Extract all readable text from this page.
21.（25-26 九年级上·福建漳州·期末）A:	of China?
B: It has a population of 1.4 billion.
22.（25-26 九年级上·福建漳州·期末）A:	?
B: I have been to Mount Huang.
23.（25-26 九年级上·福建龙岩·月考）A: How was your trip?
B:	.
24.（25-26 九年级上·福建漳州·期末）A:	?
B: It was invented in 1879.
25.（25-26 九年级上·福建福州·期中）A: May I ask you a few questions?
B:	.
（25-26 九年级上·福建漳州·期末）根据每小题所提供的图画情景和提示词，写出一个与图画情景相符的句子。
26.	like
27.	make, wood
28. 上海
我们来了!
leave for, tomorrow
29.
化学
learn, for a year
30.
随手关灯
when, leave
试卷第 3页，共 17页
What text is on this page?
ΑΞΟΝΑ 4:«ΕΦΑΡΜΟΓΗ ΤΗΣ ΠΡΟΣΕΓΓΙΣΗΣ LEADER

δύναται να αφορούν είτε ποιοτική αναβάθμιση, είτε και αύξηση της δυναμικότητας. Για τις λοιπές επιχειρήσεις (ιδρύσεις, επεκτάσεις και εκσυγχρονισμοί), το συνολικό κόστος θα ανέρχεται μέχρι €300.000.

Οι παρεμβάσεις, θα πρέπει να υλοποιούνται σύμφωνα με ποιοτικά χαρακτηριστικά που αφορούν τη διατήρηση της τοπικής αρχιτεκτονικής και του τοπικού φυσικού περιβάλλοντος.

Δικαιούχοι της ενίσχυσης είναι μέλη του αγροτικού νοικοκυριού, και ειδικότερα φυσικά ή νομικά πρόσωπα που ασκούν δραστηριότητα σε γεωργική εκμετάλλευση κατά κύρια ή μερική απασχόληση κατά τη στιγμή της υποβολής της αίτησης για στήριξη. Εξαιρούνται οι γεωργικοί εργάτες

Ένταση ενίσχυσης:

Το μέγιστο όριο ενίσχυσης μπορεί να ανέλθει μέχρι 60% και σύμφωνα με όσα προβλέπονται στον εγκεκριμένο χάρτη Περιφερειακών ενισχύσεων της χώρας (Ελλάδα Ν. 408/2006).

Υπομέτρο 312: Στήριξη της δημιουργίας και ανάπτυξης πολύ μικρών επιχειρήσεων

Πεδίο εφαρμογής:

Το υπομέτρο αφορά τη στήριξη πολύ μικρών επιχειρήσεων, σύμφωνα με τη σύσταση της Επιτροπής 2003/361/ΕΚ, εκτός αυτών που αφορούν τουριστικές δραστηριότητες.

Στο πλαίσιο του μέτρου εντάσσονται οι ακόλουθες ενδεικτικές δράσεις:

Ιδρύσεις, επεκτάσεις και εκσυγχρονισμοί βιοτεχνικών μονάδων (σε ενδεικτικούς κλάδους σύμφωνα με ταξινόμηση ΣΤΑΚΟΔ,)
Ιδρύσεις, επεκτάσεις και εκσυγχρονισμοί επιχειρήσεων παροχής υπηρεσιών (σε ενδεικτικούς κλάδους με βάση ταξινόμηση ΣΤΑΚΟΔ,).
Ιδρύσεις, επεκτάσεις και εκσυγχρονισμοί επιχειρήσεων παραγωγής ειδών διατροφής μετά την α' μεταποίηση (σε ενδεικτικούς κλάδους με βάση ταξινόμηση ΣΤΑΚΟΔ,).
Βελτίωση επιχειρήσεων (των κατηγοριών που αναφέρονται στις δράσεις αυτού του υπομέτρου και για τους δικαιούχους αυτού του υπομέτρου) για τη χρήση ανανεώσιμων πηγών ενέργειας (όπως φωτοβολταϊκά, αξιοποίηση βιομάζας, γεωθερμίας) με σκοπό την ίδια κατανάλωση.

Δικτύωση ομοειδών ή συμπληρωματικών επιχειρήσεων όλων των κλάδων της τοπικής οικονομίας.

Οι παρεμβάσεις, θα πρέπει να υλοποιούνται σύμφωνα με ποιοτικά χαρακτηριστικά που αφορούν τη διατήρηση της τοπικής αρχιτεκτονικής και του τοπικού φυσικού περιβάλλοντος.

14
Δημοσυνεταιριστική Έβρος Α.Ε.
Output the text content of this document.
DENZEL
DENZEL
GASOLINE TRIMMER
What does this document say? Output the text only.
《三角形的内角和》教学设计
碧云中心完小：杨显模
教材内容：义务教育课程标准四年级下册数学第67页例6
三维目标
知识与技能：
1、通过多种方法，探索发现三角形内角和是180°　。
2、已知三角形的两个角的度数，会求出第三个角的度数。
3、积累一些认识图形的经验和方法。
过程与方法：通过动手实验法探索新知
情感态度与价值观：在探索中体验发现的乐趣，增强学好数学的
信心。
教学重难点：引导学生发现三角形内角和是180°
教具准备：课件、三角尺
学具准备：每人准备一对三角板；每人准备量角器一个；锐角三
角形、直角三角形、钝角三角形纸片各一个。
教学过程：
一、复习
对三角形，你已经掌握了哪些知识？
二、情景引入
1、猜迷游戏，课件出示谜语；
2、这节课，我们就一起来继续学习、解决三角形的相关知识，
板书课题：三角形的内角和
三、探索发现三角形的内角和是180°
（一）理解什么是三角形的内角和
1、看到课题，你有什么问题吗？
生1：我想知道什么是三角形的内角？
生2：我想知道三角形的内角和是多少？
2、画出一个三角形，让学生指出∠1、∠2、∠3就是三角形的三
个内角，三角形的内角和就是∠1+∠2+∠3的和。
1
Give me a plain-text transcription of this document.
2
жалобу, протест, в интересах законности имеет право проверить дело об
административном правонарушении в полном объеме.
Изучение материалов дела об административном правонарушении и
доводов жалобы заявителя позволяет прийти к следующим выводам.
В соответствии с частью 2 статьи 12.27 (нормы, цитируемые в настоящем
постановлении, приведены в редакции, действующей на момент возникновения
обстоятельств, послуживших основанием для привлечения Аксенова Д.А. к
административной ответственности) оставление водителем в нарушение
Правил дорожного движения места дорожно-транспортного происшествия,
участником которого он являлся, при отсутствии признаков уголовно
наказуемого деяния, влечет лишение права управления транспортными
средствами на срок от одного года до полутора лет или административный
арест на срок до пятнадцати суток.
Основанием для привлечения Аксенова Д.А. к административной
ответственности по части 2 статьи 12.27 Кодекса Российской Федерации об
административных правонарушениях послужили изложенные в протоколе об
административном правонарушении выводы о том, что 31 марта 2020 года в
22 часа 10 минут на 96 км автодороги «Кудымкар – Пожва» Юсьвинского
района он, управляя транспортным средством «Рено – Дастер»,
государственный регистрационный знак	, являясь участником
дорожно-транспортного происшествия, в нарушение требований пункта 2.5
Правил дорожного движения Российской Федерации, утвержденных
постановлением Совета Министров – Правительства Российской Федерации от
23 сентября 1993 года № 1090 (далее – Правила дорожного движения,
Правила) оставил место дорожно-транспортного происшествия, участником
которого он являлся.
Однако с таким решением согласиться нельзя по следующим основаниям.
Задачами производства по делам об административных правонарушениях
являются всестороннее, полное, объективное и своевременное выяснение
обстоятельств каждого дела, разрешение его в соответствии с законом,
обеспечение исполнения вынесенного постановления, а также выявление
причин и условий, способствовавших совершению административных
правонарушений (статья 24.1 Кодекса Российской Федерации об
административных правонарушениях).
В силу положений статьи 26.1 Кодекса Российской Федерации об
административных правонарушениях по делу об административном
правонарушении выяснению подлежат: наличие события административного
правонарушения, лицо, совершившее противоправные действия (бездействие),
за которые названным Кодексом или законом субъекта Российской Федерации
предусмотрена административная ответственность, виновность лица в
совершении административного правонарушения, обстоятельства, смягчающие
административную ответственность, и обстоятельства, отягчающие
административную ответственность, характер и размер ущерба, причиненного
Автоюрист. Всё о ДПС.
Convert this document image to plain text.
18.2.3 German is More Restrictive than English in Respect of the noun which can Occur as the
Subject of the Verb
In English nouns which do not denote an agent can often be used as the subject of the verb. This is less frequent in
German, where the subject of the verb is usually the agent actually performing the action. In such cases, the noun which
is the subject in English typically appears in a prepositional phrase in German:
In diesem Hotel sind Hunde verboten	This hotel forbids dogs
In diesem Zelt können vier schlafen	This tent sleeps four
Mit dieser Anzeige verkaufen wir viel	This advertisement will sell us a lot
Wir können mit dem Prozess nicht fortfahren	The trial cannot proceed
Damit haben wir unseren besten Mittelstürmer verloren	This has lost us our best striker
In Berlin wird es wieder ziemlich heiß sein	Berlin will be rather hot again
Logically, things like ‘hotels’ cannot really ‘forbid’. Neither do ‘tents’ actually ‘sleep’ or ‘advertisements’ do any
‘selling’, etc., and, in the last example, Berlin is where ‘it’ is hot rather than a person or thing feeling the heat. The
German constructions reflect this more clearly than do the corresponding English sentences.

* GOAL *
Extract every line from the one containing "Convert this document image to plain text." through the last line of the data, inclusive, exactly as written.

* TASK ANSWER *
Convert this document image to plain text.
18.2.3 German is More Restrictive than English in Respect of the noun which can Occur as the
Subject of the Verb
In English nouns which do not denote an agent can often be used as the subject of the verb. This is less frequent in
German, where the subject of the verb is usually the agent actually performing the action. In such cases, the noun which
is the subject in English typically appears in a prepositional phrase in German:
In diesem Hotel sind Hunde verboten	This hotel forbids dogs
In diesem Zelt können vier schlafen	This tent sleeps four
Mit dieser Anzeige verkaufen wir viel	This advertisement will sell us a lot
Wir können mit dem Prozess nicht fortfahren	The trial cannot proceed
Damit haben wir unseren besten Mittelstürmer verloren	This has lost us our best striker
In Berlin wird es wieder ziemlich heiß sein	Berlin will be rather hot again
Logically, things like ‘hotels’ cannot really ‘forbid’. Neither do ‘tents’ actually ‘sleep’ or ‘advertisements’ do any
‘selling’, etc., and, in the last example, Berlin is where ‘it’ is hot rather than a person or thing feeling the heat. The
German constructions reflect this more clearly than do the corresponding English sentences.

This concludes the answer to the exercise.